▶ **Records from a collection of figures**
********************
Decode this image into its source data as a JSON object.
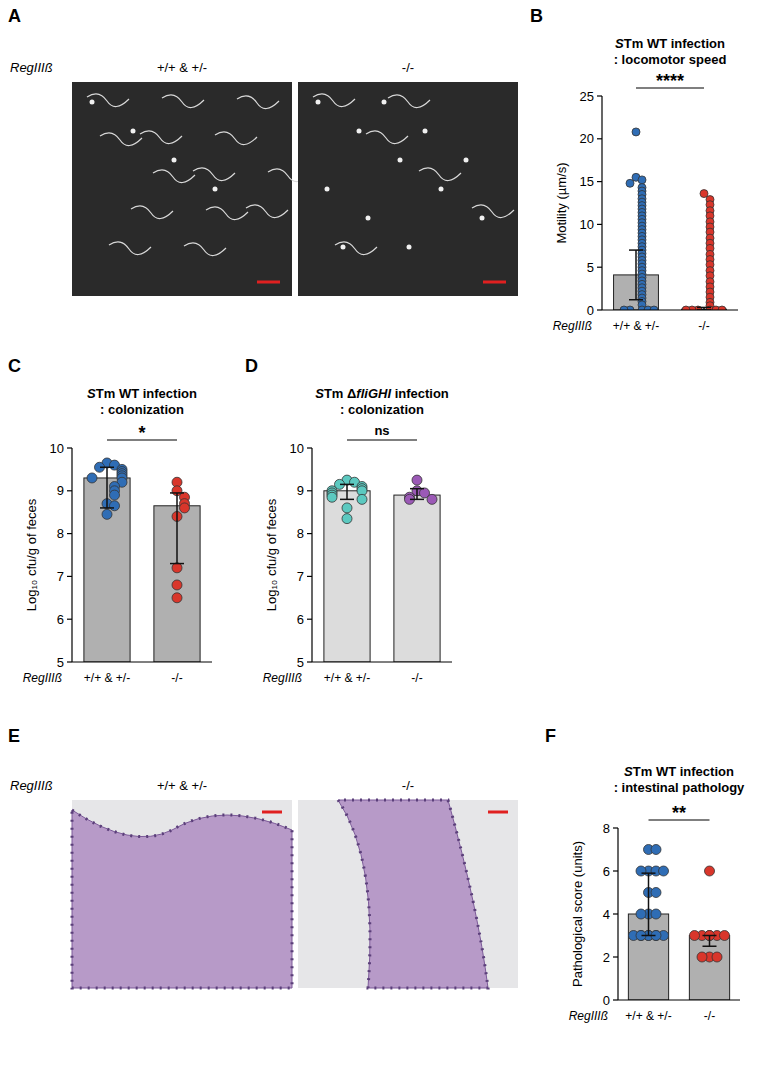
{
  "figure": {
    "images": [
      {
        "letter": "A",
        "gene_label": "RegIIIß",
        "genotypes": [
          "+/+ & +/-",
          "-/-"
        ]
      },
      {
        "letter": "E",
        "gene_label": "RegIIIß",
        "genotypes": [
          "+/+ & +/-",
          "-/-"
        ]
      }
    ]
  },
  "chart_data": [
    {
      "type": "bar",
      "panel": "B",
      "title": "STm WT infection",
      "subtitle": ": locomotor speed",
      "y_label": "Motility (µm/s)",
      "x_label": "RegIIIß",
      "categories": [
        "+/+ & +/-",
        "-/-"
      ],
      "values": [
        4.1,
        0.1
      ],
      "error_low": [
        1.2,
        0
      ],
      "error_high": [
        7.0,
        0.3
      ],
      "colors": [
        "#b0b0b0",
        "#b0b0b0"
      ],
      "point_colors": [
        "#2f6db5",
        "#d9362b"
      ],
      "points": [
        [
          20.8,
          15.5,
          15.2,
          14.8,
          14.3,
          13.9,
          13.5,
          13.0,
          12.6,
          12.2,
          11.8,
          11.4,
          11.0,
          10.6,
          10.2,
          9.8,
          9.4,
          9.0,
          8.6,
          8.2,
          7.8,
          7.4,
          7.0,
          6.6,
          6.2,
          5.8,
          5.4,
          5.0,
          4.6,
          4.2,
          3.8,
          3.4,
          3.0,
          2.6,
          2.2,
          1.8,
          1.4,
          1.0,
          0.6,
          0,
          0,
          0,
          0,
          0
        ],
        [
          13.6,
          12.9,
          12.3,
          11.6,
          11.0,
          10.3,
          9.7,
          9.1,
          8.4,
          7.8,
          7.2,
          6.5,
          5.9,
          5.3,
          4.6,
          4.0,
          3.3,
          2.7,
          2.1,
          1.5,
          0.9,
          0.5,
          0,
          0,
          0,
          0,
          0,
          0
        ]
      ],
      "ylim": [
        0,
        25
      ],
      "yticks": [
        0,
        5,
        10,
        15,
        20,
        25
      ],
      "significance": "****"
    },
    {
      "type": "bar",
      "panel": "C",
      "title": "STm WT infection",
      "subtitle": ": colonization",
      "y_label": "Log₁₀ cfu/g of feces",
      "x_label": "RegIIIß",
      "categories": [
        "+/+ & +/-",
        "-/-"
      ],
      "values": [
        9.3,
        8.65
      ],
      "error_low": [
        8.6,
        7.3
      ],
      "error_high": [
        9.55,
        8.95
      ],
      "colors": [
        "#b0b0b0",
        "#b0b0b0"
      ],
      "point_colors": [
        "#2f6db5",
        "#d9362b"
      ],
      "points": [
        [
          9.65,
          9.6,
          9.55,
          9.5,
          9.45,
          9.4,
          9.35,
          9.3,
          9.3,
          9.2,
          9.1,
          9.0,
          8.9,
          8.7,
          8.65,
          8.45
        ],
        [
          9.2,
          9.0,
          8.85,
          8.7,
          8.6,
          8.4,
          7.2,
          6.8,
          6.5
        ]
      ],
      "ylim": [
        5,
        10
      ],
      "yticks": [
        5,
        6,
        7,
        8,
        9,
        10
      ],
      "significance": "*"
    },
    {
      "type": "bar",
      "panel": "D",
      "title": "STm ΔfliGHI infection",
      "subtitle": ": colonization",
      "y_label": "Log₁₀ cfu/g of feces",
      "x_label": "RegIIIß",
      "categories": [
        "+/+ & +/-",
        "-/-"
      ],
      "values": [
        9.0,
        8.9
      ],
      "error_low": [
        8.8,
        8.8
      ],
      "error_high": [
        9.15,
        9.05
      ],
      "colors": [
        "#dcdcdc",
        "#dcdcdc"
      ],
      "point_colors": [
        "#5cc9c0",
        "#9b59b6"
      ],
      "points": [
        [
          9.25,
          9.2,
          9.15,
          9.1,
          9.05,
          9.0,
          9.0,
          8.95,
          8.9,
          8.85,
          8.8,
          8.6,
          8.35
        ],
        [
          9.25,
          9.0,
          8.95,
          8.85,
          8.8,
          8.8
        ]
      ],
      "ylim": [
        5,
        10
      ],
      "yticks": [
        5,
        6,
        7,
        8,
        9,
        10
      ],
      "significance": "ns"
    },
    {
      "type": "bar",
      "panel": "F",
      "title": "STm WT infection",
      "subtitle": ": intestinal pathology",
      "y_label": "Pathological score (units)",
      "x_label": "RegIIIß",
      "categories": [
        "+/+ & +/-",
        "-/-"
      ],
      "values": [
        4.0,
        3.0
      ],
      "error_low": [
        3.0,
        2.5
      ],
      "error_high": [
        5.9,
        3.0
      ],
      "colors": [
        "#b0b0b0",
        "#b0b0b0"
      ],
      "point_colors": [
        "#2f6db5",
        "#d9362b"
      ],
      "points": [
        [
          7,
          7,
          6,
          6,
          6,
          6,
          5,
          5,
          4,
          4,
          4,
          3,
          3,
          3,
          3,
          3,
          3,
          3,
          3
        ],
        [
          6,
          3,
          3,
          3,
          3,
          3,
          3,
          2,
          2,
          2
        ]
      ],
      "ylim": [
        0,
        8
      ],
      "yticks": [
        0,
        2,
        4,
        6,
        8
      ],
      "significance": "**"
    }
  ]
}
********************
▶ **Written task**
List all lines from the entries that include the word "significance".

▶ **Reply to the task**
      "significance": "****"
      "significance": "*"
      "significance": "ns"
      "significance": "**"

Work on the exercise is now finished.